GOAL:
Pick out each line of the records that includes the string "title", and copy it.

** begin PROVIDED RECORDS **

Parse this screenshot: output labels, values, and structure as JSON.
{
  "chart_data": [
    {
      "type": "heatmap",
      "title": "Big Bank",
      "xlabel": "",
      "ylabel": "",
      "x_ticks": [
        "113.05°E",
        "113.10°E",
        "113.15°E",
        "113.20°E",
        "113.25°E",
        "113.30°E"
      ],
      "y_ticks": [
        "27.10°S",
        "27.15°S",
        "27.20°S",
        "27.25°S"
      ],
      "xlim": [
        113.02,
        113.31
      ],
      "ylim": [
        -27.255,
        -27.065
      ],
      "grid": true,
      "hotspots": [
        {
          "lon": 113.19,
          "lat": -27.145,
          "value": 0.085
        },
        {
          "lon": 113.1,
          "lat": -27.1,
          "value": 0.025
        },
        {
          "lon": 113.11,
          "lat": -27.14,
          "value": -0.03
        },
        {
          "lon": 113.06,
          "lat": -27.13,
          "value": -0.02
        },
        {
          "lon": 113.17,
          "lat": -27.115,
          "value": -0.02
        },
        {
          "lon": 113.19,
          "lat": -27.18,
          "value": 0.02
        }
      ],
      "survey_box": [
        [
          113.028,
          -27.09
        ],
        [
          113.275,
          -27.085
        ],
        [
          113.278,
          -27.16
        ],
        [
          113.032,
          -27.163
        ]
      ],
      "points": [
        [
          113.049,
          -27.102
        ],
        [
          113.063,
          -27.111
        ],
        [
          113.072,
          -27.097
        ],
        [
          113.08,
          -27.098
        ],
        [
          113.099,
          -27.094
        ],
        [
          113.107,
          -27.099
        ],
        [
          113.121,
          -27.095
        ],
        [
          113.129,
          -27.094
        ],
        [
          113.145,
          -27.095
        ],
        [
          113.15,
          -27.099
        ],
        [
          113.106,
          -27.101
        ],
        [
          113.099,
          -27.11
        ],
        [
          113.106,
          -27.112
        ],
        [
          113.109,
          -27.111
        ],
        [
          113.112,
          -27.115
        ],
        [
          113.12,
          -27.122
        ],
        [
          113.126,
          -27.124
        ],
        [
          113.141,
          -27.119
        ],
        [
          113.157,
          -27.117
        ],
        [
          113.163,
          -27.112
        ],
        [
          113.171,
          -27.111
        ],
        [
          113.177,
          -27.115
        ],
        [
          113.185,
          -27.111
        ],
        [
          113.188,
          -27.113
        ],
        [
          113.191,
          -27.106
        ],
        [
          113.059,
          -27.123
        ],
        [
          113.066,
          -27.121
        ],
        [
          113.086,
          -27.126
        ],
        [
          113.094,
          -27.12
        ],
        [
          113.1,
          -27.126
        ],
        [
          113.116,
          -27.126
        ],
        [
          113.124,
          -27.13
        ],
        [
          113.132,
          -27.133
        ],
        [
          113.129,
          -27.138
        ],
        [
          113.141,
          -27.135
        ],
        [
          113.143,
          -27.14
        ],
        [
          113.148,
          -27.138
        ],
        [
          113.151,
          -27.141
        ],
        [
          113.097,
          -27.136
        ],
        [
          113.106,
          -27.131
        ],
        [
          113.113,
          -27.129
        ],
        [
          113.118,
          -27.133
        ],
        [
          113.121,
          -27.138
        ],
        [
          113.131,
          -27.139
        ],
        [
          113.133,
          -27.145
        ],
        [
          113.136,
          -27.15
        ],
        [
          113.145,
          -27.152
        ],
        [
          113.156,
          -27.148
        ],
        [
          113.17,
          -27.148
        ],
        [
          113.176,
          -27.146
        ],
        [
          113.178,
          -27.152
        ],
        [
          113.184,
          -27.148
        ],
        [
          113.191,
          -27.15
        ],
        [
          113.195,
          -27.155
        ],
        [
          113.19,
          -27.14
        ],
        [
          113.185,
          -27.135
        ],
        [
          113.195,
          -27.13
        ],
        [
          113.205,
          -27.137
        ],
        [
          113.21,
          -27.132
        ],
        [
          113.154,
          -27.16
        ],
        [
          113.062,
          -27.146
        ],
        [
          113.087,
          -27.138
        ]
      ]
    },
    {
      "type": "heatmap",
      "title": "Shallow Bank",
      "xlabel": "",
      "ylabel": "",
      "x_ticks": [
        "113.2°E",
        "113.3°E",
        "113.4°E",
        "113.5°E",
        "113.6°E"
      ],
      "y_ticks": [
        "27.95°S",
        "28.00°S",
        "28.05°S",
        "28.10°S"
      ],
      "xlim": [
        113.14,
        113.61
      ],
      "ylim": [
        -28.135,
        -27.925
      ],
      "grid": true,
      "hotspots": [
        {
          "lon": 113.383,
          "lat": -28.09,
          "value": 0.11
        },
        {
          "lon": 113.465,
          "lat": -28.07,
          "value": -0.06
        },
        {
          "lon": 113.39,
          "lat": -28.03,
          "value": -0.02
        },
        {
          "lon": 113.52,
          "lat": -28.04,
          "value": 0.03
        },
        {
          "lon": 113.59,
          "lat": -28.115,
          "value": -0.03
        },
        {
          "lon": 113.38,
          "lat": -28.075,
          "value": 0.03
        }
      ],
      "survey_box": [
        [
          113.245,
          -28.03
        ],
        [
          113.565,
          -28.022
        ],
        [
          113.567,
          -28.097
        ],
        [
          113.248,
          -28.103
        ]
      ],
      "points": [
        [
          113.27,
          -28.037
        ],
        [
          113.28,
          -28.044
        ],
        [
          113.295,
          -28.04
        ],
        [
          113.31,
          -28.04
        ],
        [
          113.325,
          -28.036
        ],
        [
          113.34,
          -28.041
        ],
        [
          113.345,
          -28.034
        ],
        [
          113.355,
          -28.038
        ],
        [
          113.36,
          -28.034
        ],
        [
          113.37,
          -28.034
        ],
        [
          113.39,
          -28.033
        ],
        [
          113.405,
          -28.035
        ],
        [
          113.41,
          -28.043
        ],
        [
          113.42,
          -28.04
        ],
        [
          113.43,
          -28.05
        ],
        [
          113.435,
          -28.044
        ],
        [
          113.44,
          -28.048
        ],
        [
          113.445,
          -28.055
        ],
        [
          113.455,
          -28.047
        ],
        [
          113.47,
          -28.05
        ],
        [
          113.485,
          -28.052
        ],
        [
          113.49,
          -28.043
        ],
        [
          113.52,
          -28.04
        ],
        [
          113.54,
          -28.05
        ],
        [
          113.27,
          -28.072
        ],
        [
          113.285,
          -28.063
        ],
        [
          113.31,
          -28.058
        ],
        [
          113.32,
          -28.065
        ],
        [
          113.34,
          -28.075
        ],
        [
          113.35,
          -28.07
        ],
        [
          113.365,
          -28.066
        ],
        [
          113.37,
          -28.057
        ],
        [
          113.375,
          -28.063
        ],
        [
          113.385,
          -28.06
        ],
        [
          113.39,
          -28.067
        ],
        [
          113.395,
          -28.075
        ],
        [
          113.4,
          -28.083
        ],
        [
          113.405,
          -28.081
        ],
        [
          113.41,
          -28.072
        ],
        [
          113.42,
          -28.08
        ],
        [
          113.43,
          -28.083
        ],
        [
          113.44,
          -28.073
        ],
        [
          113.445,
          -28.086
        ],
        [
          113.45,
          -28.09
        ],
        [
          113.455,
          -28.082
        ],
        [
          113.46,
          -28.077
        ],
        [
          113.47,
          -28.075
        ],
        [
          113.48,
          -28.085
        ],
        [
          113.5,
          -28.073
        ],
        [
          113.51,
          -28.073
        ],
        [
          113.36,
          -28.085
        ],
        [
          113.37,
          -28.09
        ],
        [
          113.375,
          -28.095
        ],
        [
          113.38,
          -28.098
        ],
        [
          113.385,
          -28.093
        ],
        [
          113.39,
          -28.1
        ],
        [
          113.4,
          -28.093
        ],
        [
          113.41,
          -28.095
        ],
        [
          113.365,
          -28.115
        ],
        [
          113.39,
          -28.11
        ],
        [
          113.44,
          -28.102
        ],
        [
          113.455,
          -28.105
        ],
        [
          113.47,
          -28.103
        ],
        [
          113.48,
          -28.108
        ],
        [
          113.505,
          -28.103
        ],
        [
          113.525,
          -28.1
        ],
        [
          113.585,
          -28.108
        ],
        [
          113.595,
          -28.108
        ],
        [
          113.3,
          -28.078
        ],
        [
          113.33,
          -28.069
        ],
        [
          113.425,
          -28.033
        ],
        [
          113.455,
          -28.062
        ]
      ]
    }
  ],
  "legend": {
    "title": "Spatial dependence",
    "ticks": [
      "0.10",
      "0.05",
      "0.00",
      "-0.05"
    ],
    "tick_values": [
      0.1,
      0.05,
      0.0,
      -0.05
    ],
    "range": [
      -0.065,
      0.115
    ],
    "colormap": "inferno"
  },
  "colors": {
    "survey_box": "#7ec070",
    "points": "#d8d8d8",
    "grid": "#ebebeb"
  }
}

** end PROVIDED RECORDS **
** begin PROVIDED RECORDS **

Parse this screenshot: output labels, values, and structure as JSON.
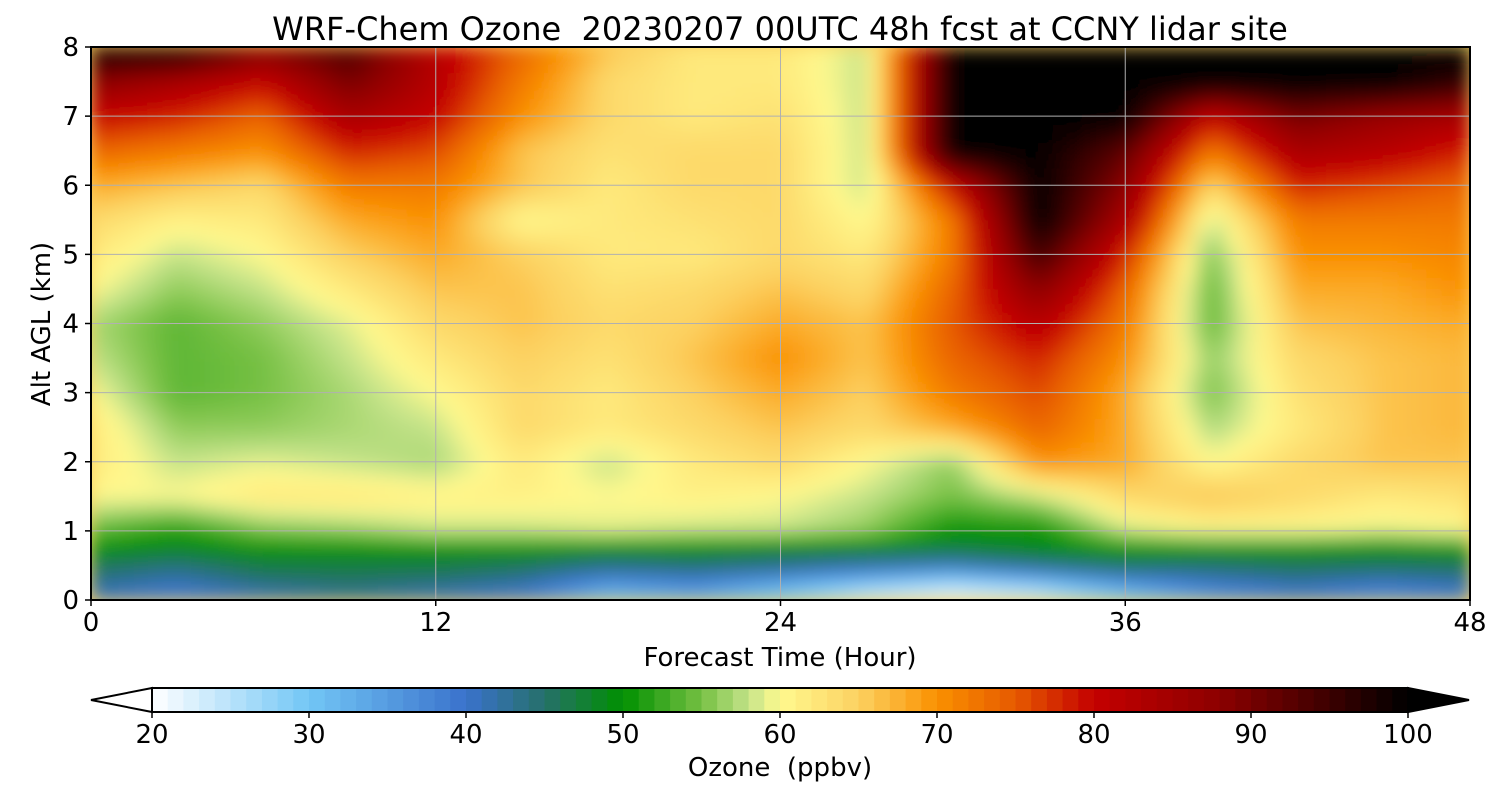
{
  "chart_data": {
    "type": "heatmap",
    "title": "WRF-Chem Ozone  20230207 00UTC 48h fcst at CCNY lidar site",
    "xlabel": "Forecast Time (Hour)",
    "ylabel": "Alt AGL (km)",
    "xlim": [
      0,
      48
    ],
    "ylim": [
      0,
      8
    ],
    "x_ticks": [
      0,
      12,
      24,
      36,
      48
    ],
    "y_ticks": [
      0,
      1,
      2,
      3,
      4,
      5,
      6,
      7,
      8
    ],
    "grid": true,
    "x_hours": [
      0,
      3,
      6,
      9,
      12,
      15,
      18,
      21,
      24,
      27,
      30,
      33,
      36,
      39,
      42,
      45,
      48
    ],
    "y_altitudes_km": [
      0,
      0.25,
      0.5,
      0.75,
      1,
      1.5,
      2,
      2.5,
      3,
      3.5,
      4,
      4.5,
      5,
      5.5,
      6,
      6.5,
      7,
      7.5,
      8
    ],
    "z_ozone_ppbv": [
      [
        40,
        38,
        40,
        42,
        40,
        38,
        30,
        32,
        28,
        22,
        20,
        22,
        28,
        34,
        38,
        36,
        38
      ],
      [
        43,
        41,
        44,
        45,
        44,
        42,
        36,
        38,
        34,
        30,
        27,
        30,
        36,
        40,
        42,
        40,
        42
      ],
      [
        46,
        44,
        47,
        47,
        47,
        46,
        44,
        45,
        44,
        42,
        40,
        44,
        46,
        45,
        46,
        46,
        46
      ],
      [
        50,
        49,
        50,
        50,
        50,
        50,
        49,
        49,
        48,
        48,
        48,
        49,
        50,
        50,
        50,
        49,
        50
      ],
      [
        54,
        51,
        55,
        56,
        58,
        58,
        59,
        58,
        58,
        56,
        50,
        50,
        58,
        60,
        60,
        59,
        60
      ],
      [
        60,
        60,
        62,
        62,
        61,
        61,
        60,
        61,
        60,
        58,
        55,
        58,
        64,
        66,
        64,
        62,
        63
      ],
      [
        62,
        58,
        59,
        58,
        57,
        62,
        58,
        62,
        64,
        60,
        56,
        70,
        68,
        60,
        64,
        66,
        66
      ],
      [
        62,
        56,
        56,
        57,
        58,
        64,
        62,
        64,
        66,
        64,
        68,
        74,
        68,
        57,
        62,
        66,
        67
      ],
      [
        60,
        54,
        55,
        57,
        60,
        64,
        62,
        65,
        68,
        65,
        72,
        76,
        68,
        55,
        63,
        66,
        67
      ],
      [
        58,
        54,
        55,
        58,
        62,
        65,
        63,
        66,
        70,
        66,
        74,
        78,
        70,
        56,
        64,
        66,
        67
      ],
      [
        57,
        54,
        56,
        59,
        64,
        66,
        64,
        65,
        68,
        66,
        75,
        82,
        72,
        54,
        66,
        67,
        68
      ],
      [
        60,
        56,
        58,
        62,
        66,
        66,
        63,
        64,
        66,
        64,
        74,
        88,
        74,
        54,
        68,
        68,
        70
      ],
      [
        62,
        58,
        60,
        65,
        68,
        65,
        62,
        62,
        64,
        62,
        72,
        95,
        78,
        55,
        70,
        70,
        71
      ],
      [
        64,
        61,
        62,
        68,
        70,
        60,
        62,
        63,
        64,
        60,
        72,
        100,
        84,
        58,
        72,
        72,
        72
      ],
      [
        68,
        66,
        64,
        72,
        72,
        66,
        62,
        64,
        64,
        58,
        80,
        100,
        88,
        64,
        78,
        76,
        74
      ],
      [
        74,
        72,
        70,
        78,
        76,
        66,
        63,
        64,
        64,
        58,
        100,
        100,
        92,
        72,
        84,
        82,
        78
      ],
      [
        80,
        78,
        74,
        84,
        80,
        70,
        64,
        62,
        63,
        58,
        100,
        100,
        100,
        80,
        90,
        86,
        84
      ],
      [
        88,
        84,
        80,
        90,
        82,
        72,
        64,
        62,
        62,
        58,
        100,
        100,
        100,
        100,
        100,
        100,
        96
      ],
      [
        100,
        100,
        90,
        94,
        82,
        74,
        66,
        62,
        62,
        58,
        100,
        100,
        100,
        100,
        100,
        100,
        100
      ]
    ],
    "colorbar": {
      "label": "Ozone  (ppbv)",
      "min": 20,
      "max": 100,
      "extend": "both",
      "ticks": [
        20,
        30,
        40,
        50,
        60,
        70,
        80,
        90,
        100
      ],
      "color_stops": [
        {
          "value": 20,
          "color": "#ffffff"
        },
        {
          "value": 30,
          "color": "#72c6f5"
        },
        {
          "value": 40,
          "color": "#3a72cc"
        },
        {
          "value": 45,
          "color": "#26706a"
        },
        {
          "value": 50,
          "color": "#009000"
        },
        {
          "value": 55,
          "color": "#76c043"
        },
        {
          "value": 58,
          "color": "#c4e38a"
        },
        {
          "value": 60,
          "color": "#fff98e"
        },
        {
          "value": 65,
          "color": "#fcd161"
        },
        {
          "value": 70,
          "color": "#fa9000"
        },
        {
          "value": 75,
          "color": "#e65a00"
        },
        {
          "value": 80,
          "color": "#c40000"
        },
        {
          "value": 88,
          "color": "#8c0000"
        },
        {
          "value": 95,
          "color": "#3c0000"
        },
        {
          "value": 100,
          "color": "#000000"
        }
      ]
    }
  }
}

** end PROVIDED RECORDS **

ANSWER TO THIS PROBLEM:
      "title": "Big Bank",
      "title": "Shallow Bank",
    "title": "Spatial dependence",
    "title": "WRF-Chem Ozone  20230207 00UTC 48h fcst at CCNY lidar site",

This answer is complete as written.